## START

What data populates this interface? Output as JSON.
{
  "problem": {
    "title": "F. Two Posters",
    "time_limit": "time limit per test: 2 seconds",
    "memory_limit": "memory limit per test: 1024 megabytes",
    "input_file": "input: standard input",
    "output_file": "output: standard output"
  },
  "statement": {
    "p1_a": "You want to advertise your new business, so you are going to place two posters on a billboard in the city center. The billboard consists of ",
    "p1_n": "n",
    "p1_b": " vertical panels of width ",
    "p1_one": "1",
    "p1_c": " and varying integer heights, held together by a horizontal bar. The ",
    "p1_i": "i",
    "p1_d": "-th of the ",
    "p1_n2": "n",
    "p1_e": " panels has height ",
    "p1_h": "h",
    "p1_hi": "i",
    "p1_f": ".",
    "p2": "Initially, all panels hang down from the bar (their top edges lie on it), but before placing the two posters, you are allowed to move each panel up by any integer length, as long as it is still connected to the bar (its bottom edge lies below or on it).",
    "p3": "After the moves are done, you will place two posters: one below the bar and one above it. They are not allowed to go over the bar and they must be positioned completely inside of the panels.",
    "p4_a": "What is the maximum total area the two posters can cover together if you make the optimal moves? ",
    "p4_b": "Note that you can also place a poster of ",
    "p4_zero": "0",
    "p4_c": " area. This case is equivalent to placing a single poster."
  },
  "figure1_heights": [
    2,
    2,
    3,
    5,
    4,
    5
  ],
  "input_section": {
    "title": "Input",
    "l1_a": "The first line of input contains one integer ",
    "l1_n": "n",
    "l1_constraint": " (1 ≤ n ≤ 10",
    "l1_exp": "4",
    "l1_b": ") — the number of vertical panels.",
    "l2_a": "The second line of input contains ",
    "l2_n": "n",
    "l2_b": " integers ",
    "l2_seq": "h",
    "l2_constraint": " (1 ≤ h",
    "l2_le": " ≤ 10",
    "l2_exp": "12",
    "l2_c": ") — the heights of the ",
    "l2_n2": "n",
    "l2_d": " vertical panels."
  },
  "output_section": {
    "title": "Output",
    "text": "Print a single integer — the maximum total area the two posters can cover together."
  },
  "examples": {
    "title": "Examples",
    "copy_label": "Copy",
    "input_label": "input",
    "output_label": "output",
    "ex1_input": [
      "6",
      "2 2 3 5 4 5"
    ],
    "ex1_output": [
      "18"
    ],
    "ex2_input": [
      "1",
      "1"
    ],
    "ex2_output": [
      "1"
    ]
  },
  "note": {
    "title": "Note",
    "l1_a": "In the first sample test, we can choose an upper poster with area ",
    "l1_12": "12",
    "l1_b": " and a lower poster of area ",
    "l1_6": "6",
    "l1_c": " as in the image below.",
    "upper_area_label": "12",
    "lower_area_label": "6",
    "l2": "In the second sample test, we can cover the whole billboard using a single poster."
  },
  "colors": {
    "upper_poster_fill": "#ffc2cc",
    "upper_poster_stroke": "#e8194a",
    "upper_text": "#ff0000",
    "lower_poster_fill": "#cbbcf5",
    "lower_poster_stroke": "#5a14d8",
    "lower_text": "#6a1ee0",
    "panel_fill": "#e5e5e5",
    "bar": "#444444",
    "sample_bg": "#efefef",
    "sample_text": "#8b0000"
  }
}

## END

Transcribe every entry word for word.

What data populates this interface? Output as JSON.
{
  "problem": {
    "title": "F. Two Posters",
    "time_limit": "time limit per test: 2 seconds",
    "memory_limit": "memory limit per test: 1024 megabytes",
    "input_file": "input: standard input",
    "output_file": "output: standard output"
  },
  "statement": {
    "p1_a": "You want to advertise your new business, so you are going to place two posters on a billboard in the city center. The billboard consists of ",
    "p1_n": "n",
    "p1_b": " vertical panels of width ",
    "p1_one": "1",
    "p1_c": " and varying integer heights, held together by a horizontal bar. The ",
    "p1_i": "i",
    "p1_d": "-th of the ",
    "p1_n2": "n",
    "p1_e": " panels has height ",
    "p1_h": "h",
    "p1_hi": "i",
    "p1_f": ".",
    "p2": "Initially, all panels hang down from the bar (their top edges lie on it), but before placing the two posters, you are allowed to move each panel up by any integer length, as long as it is still connected to the bar (its bottom edge lies below or on it).",
    "p3": "After the moves are done, you will place two posters: one below the bar and one above it. They are not allowed to go over the bar and they must be positioned completely inside of the panels.",
    "p4_a": "What is the maximum total area the two posters can cover together if you make the optimal moves? ",
    "p4_b": "Note that you can also place a poster of ",
    "p4_zero": "0",
    "p4_c": " area. This case is equivalent to placing a single poster."
  },
  "figure1_heights": [
    2,
    2,
    3,
    5,
    4,
    5
  ],
  "input_section": {
    "title": "Input",
    "l1_a": "The first line of input contains one integer ",
    "l1_n": "n",
    "l1_constraint": " (1 ≤ n ≤ 10",
    "l1_exp": "4",
    "l1_b": ") — the number of vertical panels.",
    "l2_a": "The second line of input contains ",
    "l2_n": "n",
    "l2_b": " integers ",
    "l2_seq": "h",
    "l2_constraint": " (1 ≤ h",
    "l2_le": " ≤ 10",
    "l2_exp": "12",
    "l2_c": ") — the heights of the ",
    "l2_n2": "n",
    "l2_d": " vertical panels."
  },
  "output_section": {
    "title": "Output",
    "text": "Print a single integer — the maximum total area the two posters can cover together."
  },
  "examples": {
    "title": "Examples",
    "copy_label": "Copy",
    "input_label": "input",
    "output_label": "output",
    "ex1_input": [
      "6",
      "2 2 3 5 4 5"
    ],
    "ex1_output": [
      "18"
    ],
    "ex2_input": [
      "1",
      "1"
    ],
    "ex2_output": [
      "1"
    ]
  },
  "note": {
    "title": "Note",
    "l1_a": "In the first sample test, we can choose an upper poster with area ",
    "l1_12": "12",
    "l1_b": " and a lower poster of area ",
    "l1_6": "6",
    "l1_c": " as in the image below.",
    "upper_area_label": "12",
    "lower_area_label": "6",
    "l2": "In the second sample test, we can cover the whole billboard using a single poster."
  },
  "colors": {
    "upper_poster_fill": "#ffc2cc",
    "upper_poster_stroke": "#e8194a",
    "upper_text": "#ff0000",
    "lower_poster_fill": "#cbbcf5",
    "lower_poster_stroke": "#5a14d8",
    "lower_text": "#6a1ee0",
    "panel_fill": "#e5e5e5",
    "bar": "#444444",
    "sample_bg": "#efefef",
    "sample_text": "#8b0000"
  }
}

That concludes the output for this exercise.